> **TASK OBJECTIVE**: Scan the material below for lines with the word "Thank" and report how many there are, with nothing added.

-- BEGIN INPUT FOR THIS TASK --

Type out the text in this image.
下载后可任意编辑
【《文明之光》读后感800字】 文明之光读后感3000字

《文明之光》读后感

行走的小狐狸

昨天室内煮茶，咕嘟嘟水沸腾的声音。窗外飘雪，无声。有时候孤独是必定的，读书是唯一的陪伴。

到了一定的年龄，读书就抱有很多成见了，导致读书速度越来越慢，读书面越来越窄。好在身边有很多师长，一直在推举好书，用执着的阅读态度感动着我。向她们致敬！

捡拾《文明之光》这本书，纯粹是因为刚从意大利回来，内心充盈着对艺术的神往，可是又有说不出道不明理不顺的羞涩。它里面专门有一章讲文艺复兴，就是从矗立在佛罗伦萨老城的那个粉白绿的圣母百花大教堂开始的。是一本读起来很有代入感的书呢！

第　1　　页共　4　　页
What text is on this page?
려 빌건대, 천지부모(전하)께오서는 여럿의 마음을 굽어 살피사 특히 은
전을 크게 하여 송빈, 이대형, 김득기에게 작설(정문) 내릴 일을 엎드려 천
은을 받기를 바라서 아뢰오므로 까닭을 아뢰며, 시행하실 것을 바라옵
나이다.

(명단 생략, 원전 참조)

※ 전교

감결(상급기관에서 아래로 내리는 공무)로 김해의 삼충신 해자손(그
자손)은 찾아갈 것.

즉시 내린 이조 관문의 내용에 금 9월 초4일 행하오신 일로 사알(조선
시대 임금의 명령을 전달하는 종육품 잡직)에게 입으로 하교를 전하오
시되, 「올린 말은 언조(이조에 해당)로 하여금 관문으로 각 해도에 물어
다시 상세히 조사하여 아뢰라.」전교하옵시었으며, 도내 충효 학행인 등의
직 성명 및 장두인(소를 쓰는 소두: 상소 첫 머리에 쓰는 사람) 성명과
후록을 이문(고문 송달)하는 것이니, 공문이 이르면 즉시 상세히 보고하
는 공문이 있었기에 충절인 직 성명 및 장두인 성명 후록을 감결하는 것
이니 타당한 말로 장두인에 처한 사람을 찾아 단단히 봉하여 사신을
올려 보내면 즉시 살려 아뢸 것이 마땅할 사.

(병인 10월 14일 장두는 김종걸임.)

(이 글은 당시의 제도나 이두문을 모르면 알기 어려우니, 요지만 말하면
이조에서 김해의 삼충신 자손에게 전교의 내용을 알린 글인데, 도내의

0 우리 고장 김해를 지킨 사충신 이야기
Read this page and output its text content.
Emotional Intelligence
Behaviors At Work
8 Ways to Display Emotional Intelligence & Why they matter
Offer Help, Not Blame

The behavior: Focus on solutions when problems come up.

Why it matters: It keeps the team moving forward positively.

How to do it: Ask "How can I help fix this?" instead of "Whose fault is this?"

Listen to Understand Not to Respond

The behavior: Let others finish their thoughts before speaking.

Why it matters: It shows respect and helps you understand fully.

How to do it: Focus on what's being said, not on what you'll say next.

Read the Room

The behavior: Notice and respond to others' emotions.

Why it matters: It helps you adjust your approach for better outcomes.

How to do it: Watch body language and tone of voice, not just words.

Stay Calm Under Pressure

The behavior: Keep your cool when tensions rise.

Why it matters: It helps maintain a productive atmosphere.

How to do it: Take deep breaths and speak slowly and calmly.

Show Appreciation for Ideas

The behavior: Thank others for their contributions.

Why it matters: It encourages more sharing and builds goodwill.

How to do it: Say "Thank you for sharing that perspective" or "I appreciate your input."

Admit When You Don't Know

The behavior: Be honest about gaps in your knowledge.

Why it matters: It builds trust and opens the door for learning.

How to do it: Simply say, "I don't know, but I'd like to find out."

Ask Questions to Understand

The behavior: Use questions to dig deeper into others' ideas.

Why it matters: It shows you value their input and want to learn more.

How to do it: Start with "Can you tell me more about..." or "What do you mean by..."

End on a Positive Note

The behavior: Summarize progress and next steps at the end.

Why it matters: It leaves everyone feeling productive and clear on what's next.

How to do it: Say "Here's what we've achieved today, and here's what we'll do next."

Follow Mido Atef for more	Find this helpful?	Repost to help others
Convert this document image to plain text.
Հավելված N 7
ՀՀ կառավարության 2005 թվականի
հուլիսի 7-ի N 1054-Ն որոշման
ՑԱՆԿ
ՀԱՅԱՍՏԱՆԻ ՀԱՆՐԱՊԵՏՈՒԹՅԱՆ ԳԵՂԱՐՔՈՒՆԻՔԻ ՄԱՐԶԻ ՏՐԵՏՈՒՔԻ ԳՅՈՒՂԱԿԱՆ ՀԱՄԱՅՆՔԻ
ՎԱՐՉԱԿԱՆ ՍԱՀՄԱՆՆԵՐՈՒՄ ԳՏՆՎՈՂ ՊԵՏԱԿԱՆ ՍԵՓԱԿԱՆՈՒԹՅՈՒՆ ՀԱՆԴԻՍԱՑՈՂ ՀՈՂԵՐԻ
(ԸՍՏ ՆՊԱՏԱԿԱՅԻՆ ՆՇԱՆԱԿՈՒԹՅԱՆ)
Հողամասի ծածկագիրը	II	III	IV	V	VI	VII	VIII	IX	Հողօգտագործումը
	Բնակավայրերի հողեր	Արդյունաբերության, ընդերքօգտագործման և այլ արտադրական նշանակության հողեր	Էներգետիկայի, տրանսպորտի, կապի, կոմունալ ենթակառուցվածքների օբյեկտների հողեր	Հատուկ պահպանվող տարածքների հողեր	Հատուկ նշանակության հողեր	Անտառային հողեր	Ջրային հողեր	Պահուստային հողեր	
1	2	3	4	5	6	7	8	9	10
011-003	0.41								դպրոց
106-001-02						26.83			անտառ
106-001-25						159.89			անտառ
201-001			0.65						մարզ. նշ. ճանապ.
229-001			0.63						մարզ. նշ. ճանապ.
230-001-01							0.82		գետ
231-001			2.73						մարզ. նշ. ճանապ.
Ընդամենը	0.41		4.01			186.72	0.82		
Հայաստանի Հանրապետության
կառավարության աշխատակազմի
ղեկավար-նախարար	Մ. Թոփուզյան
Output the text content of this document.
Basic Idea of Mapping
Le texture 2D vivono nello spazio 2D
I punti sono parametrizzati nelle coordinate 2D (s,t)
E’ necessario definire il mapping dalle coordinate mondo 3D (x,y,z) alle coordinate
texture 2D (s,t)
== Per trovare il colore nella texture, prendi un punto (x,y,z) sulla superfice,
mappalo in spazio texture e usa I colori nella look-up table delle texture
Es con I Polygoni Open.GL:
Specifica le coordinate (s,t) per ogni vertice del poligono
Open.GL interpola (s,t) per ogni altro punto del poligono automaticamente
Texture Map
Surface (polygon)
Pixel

-- END INPUT FOR THIS TASK --

> **EXERCISE ANSWER**: 2